### WHAT THE TASK REQUIRES
In the copy, keep every record exact and leave out all images.

### DATA IN THIS EXERCISE
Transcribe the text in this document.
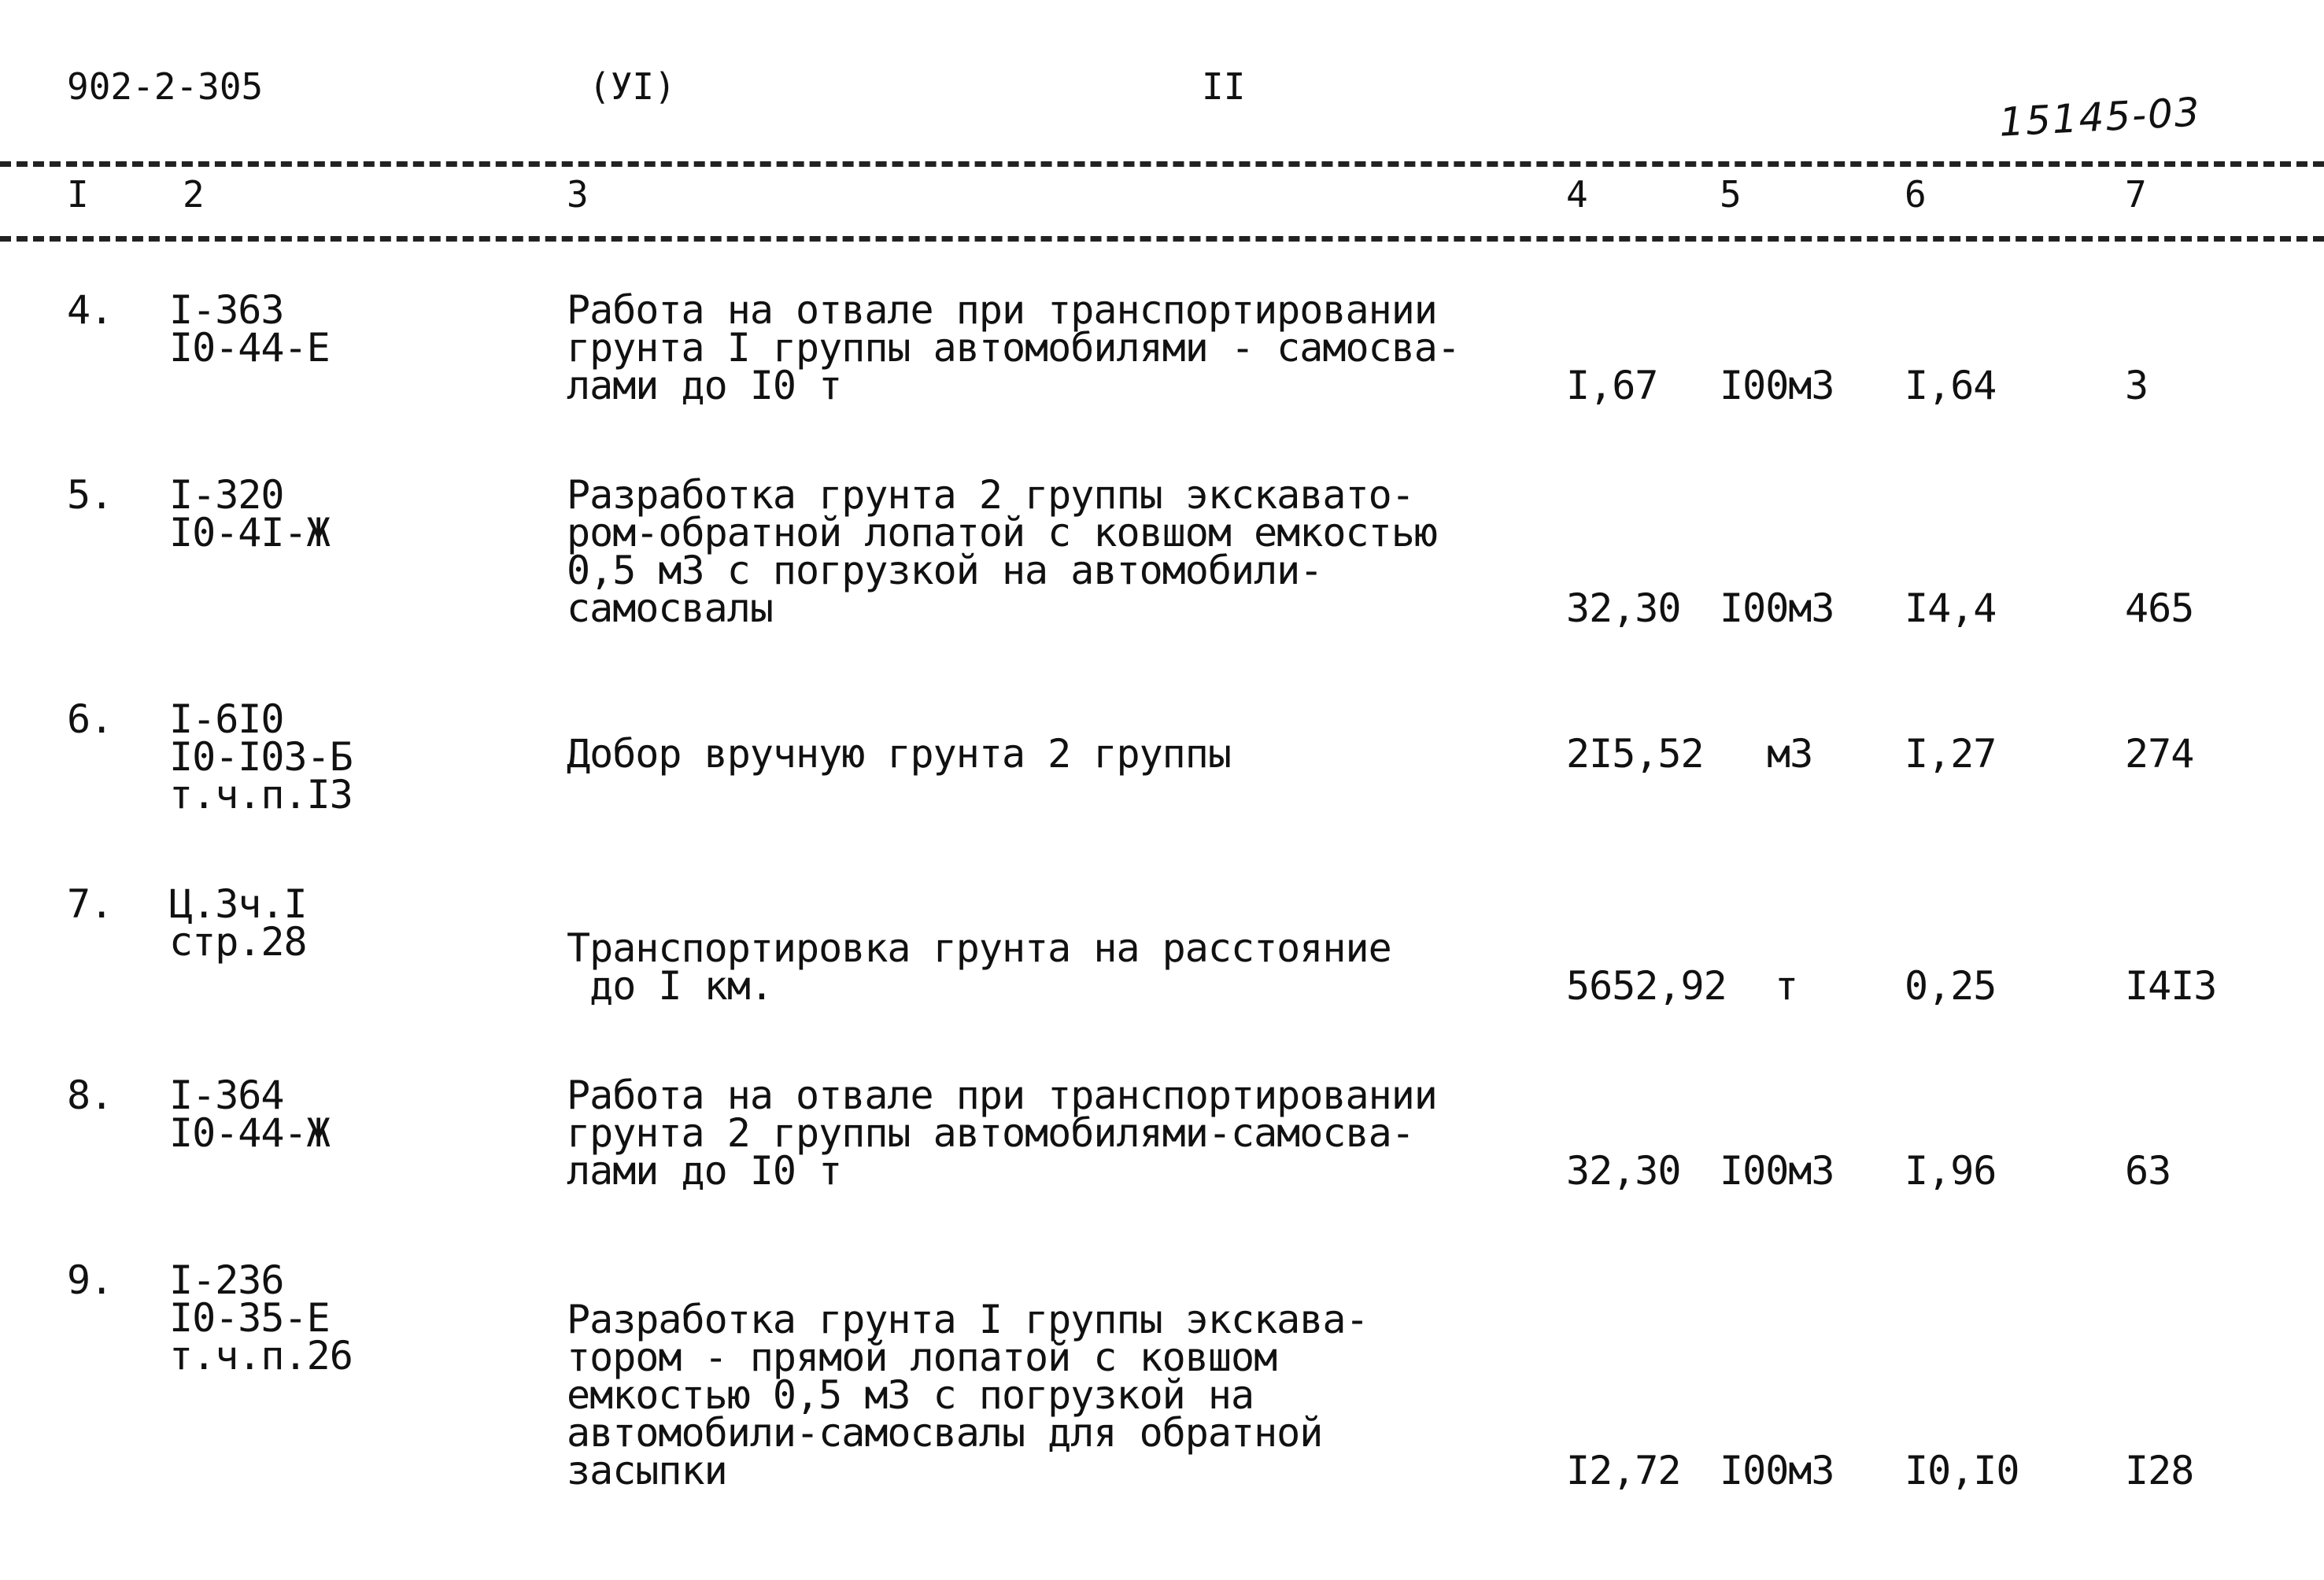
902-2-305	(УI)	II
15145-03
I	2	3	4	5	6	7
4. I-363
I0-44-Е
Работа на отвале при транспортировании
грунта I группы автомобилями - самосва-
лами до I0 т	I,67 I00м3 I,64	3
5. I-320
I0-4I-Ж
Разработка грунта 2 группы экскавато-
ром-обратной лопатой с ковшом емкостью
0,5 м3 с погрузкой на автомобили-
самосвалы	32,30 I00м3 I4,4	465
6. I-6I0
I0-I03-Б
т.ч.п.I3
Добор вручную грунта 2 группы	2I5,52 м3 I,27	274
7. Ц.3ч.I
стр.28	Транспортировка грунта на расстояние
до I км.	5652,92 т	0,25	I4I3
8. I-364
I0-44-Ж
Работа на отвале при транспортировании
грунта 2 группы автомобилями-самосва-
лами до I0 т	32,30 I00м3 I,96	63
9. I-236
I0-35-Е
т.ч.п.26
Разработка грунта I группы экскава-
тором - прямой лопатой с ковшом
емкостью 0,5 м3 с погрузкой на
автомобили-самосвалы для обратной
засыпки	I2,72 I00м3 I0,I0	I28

### EXERCISE RESPONSE
Transcribe the text in this document.
902-2-305	(УI)	II
15145-03
I	2	3	4	5	6	7
4. I-363
I0-44-Е
Работа на отвале при транспортировании
грунта I группы автомобилями - самосва-
лами до I0 т	I,67 I00м3 I,64	3
5. I-320
I0-4I-Ж
Разработка грунта 2 группы экскавато-
ром-обратной лопатой с ковшом емкостью
0,5 м3 с погрузкой на автомобили-
самосвалы	32,30 I00м3 I4,4	465
6. I-6I0
I0-I03-Б
т.ч.п.I3
Добор вручную грунта 2 группы	2I5,52 м3 I,27	274
7. Ц.3ч.I
стр.28	Транспортировка грунта на расстояние
до I км.	5652,92 т	0,25	I4I3
8. I-364
I0-44-Ж
Работа на отвале при транспортировании
грунта 2 группы автомобилями-самосва-
лами до I0 т	32,30 I00м3 I,96	63
9. I-236
I0-35-Е
т.ч.п.26
Разработка грунта I группы экскава-
тором - прямой лопатой с ковшом
емкостью 0,5 м3 с погрузкой на
автомобили-самосвалы для обратной
засыпки	I2,72 I00м3 I0,I0	I28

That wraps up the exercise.